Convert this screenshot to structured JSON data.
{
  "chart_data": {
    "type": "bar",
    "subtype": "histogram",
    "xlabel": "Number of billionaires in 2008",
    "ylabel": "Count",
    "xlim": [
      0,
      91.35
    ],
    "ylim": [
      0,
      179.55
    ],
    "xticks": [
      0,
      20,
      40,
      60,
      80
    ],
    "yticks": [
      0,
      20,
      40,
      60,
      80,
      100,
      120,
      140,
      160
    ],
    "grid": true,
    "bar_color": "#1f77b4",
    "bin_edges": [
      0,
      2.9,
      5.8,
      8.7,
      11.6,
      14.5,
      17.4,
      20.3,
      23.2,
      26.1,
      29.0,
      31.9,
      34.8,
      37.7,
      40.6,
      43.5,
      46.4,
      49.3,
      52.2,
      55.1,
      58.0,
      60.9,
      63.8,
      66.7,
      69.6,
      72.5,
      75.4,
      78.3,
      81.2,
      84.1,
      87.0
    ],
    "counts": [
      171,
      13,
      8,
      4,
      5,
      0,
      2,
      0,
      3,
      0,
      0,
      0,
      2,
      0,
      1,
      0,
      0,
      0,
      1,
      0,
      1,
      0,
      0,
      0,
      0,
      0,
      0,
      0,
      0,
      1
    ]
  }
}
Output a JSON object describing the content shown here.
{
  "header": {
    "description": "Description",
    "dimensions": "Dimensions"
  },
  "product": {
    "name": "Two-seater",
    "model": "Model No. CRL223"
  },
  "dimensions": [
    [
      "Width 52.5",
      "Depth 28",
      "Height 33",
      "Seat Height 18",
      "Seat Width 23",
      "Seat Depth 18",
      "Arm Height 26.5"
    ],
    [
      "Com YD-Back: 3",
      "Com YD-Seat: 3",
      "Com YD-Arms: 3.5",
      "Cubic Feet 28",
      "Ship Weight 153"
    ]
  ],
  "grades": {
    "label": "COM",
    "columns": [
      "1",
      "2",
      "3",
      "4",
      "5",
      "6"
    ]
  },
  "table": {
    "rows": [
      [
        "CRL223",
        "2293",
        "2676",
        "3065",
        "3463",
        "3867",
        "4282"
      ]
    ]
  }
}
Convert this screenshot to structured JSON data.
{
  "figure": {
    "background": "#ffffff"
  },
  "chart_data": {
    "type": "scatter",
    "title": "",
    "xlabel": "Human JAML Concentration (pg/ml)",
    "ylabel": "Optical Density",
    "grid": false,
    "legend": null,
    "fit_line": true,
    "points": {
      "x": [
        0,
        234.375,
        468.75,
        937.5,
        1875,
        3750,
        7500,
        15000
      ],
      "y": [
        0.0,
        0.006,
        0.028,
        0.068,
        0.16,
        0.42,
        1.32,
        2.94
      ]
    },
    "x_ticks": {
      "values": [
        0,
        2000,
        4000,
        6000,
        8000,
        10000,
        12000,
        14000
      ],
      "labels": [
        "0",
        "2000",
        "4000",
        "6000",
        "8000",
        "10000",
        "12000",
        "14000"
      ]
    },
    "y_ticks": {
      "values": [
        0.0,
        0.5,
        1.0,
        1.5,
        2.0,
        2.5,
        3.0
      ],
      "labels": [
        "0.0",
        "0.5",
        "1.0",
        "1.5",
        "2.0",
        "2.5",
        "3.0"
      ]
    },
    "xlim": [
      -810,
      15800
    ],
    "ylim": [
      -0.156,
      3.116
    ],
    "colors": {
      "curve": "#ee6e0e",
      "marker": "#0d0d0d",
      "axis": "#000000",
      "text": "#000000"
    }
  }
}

= = =

Short task: Looking at the data above, how many lines hold the word "dimensions"? Respond with the number alone.

Output of the task: 2